Work required: Would you transcribe the listing that follows, character for character, and omit its images?

Records for this task:
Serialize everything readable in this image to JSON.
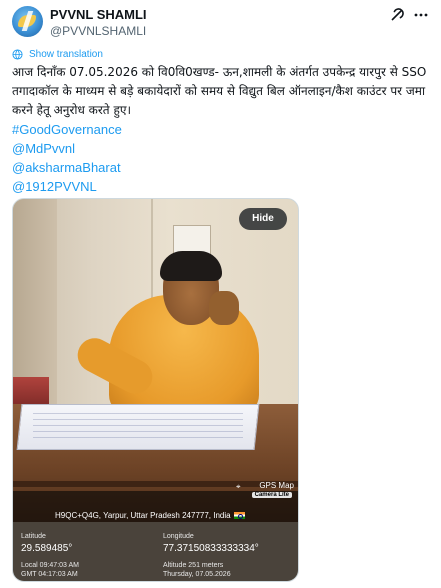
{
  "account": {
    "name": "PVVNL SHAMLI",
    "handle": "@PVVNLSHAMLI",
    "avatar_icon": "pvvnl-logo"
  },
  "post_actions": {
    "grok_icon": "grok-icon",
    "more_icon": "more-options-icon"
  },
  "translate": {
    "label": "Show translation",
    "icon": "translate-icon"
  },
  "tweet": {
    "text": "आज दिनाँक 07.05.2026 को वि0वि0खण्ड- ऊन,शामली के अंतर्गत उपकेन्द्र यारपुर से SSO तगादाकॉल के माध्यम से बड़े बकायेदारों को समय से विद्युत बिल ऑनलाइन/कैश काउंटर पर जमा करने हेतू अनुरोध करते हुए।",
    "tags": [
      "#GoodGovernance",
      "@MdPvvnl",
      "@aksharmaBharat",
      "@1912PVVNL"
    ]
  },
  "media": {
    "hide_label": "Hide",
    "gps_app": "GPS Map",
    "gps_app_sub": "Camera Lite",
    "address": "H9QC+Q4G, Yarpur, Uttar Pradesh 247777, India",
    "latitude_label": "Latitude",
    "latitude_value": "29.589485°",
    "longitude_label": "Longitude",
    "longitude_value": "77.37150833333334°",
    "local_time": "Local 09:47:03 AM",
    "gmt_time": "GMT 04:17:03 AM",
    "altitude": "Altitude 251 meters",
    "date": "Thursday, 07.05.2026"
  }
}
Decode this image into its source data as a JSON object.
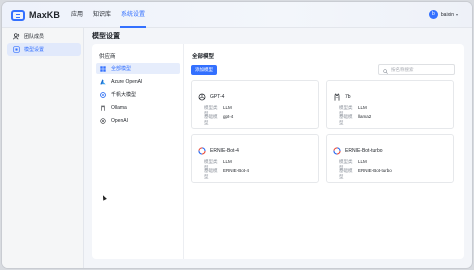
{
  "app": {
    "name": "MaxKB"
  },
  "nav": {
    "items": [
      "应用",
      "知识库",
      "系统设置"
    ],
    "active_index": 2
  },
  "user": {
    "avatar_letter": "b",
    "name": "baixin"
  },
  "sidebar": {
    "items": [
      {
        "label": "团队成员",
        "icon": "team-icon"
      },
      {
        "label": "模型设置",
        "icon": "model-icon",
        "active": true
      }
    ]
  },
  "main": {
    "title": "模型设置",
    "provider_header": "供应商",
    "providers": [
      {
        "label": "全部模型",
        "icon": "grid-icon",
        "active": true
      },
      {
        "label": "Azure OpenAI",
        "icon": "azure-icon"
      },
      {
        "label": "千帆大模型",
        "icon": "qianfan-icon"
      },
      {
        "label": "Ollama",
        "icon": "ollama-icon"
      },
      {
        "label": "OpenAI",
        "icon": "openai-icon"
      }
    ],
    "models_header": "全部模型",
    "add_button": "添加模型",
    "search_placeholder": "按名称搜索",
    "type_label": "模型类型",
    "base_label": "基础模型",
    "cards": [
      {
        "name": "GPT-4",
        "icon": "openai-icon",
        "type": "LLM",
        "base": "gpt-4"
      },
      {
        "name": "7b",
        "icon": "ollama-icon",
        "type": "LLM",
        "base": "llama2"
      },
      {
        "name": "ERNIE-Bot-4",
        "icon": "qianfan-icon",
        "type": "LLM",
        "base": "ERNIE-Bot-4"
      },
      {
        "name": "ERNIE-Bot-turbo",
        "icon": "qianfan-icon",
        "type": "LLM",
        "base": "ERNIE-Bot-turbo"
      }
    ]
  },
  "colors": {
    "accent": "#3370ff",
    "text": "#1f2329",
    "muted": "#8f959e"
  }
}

Result:
Serialize everything readable in this image to JSON.
{
  "account": {
    "name": "PVVNL SHAMLI",
    "handle": "@PVVNLSHAMLI",
    "avatar_icon": "pvvnl-logo"
  },
  "post_actions": {
    "grok_icon": "grok-icon",
    "more_icon": "more-options-icon"
  },
  "translate": {
    "label": "Show translation",
    "icon": "translate-icon"
  },
  "tweet": {
    "text": "आज दिनाँक 07.05.2026 को वि0वि0खण्ड- ऊन,शामली के अंतर्गत उपकेन्द्र यारपुर से SSO तगादाकॉल के माध्यम से बड़े बकायेदारों को समय से विद्युत बिल ऑनलाइन/कैश काउंटर पर जमा करने हेतू अनुरोध करते हुए।",
    "tags": [
      "#GoodGovernance",
      "@MdPvvnl",
      "@aksharmaBharat",
      "@1912PVVNL"
    ]
  },
  "media": {
    "hide_label": "Hide",
    "gps_app": "GPS Map",
    "gps_app_sub": "Camera Lite",
    "address": "H9QC+Q4G, Yarpur, Uttar Pradesh 247777, India",
    "latitude_label": "Latitude",
    "latitude_value": "29.589485°",
    "longitude_label": "Longitude",
    "longitude_value": "77.37150833333334°",
    "local_time": "Local 09:47:03 AM",
    "gmt_time": "GMT 04:17:03 AM",
    "altitude": "Altitude 251 meters",
    "date": "Thursday, 07.05.2026"
  }
}
Decode this image into its source data as a JSON object.
{
  "app": {
    "name": "MaxKB"
  },
  "nav": {
    "items": [
      "应用",
      "知识库",
      "系统设置"
    ],
    "active_index": 2
  },
  "user": {
    "avatar_letter": "b",
    "name": "baixin"
  },
  "sidebar": {
    "items": [
      {
        "label": "团队成员",
        "icon": "team-icon"
      },
      {
        "label": "模型设置",
        "icon": "model-icon",
        "active": true
      }
    ]
  },
  "main": {
    "title": "模型设置",
    "provider_header": "供应商",
    "providers": [
      {
        "label": "全部模型",
        "icon": "grid-icon",
        "active": true
      },
      {
        "label": "Azure OpenAI",
        "icon": "azure-icon"
      },
      {
        "label": "千帆大模型",
        "icon": "qianfan-icon"
      },
      {
        "label": "Ollama",
        "icon": "ollama-icon"
      },
      {
        "label": "OpenAI",
        "icon": "openai-icon"
      }
    ],
    "models_header": "全部模型",
    "add_button": "添加模型",
    "search_placeholder": "按名称搜索",
    "type_label": "模型类型",
    "base_label": "基础模型",
    "cards": [
      {
        "name": "GPT-4",
        "icon": "openai-icon",
        "type": "LLM",
        "base": "gpt-4"
      },
      {
        "name": "7b",
        "icon": "ollama-icon",
        "type": "LLM",
        "base": "llama2"
      },
      {
        "name": "ERNIE-Bot-4",
        "icon": "qianfan-icon",
        "type": "LLM",
        "base": "ERNIE-Bot-4"
      },
      {
        "name": "ERNIE-Bot-turbo",
        "icon": "qianfan-icon",
        "type": "LLM",
        "base": "ERNIE-Bot-turbo"
      }
    ]
  },
  "colors": {
    "accent": "#3370ff",
    "text": "#1f2329",
    "muted": "#8f959e"
  }
}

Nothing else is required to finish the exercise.